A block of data
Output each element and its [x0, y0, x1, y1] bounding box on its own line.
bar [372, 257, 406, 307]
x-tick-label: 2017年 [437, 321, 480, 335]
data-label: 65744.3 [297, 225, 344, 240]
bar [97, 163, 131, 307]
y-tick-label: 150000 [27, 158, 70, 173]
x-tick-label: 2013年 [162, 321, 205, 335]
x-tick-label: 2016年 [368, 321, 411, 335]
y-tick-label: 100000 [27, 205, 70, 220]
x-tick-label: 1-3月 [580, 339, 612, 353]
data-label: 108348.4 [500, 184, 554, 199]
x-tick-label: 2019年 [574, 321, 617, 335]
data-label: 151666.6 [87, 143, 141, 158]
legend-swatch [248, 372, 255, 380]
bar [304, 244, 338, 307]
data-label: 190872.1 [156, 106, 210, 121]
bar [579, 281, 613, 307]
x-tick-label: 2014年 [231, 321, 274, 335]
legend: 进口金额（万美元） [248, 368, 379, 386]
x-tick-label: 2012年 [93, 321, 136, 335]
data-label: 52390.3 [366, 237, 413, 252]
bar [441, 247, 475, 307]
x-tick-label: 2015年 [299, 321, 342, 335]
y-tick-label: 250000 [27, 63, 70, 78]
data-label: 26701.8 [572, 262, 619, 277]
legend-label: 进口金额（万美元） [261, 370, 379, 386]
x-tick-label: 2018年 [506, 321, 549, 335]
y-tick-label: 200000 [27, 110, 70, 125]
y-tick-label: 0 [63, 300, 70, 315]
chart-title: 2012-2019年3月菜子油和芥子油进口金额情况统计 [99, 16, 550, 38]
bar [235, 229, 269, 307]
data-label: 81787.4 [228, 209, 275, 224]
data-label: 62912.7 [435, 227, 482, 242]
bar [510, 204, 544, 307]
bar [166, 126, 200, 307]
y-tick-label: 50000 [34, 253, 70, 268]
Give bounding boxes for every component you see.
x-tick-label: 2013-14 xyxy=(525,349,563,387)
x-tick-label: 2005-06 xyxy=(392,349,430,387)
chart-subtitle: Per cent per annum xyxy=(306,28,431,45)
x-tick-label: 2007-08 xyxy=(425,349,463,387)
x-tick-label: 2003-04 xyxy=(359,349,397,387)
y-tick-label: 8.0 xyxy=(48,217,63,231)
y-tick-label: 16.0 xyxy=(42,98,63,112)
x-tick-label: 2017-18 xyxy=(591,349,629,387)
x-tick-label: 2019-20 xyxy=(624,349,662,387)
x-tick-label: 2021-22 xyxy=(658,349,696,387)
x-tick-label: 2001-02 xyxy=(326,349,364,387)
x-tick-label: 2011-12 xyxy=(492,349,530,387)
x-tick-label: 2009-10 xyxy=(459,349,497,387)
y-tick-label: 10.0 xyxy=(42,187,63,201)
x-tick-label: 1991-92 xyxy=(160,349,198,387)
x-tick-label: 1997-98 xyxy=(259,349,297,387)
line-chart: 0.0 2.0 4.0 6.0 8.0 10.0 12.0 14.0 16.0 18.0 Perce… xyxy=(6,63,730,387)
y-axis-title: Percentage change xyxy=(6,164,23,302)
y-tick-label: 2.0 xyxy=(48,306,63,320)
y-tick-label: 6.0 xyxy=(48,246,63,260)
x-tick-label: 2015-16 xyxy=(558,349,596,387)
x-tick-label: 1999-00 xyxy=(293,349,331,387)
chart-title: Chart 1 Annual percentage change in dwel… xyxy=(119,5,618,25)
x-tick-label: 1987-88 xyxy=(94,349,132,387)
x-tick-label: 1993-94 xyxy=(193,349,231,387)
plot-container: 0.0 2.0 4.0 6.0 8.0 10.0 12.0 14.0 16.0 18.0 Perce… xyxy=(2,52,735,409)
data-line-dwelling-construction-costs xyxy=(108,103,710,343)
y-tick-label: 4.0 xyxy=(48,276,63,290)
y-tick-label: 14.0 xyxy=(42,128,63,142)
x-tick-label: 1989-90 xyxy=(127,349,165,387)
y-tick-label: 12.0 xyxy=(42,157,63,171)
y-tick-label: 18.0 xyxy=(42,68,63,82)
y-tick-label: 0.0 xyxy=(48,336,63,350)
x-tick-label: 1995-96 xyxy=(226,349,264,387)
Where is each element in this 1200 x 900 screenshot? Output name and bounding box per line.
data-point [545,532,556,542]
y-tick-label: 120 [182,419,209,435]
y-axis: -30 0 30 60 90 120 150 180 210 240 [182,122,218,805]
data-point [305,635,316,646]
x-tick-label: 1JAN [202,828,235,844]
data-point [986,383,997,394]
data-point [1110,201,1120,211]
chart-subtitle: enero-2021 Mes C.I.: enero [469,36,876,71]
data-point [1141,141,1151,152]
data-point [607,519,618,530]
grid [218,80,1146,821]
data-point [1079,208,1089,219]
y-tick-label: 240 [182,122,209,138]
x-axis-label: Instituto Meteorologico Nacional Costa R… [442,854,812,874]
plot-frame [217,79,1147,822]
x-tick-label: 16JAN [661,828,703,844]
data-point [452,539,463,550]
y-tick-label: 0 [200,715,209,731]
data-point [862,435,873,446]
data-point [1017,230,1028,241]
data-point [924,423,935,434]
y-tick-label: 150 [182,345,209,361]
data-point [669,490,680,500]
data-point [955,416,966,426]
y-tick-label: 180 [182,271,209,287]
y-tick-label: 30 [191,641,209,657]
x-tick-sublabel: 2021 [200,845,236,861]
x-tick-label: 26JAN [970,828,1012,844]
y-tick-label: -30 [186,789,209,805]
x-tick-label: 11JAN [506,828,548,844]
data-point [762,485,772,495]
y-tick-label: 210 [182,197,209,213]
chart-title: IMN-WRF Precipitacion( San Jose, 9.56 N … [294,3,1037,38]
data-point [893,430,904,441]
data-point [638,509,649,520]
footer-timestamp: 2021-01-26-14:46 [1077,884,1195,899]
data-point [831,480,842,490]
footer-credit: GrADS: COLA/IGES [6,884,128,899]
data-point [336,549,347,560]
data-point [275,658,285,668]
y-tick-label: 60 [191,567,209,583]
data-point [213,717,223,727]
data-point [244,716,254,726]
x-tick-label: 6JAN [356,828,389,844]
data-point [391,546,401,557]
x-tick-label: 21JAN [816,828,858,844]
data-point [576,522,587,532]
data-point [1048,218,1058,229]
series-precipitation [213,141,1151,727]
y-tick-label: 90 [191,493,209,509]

WHAT TO PRODUCE —
Report how many lines in the data above contain the string "change", treating uppercase and lowercase as different, and give only the number.

ANSWER TO THE EXERCISE —
2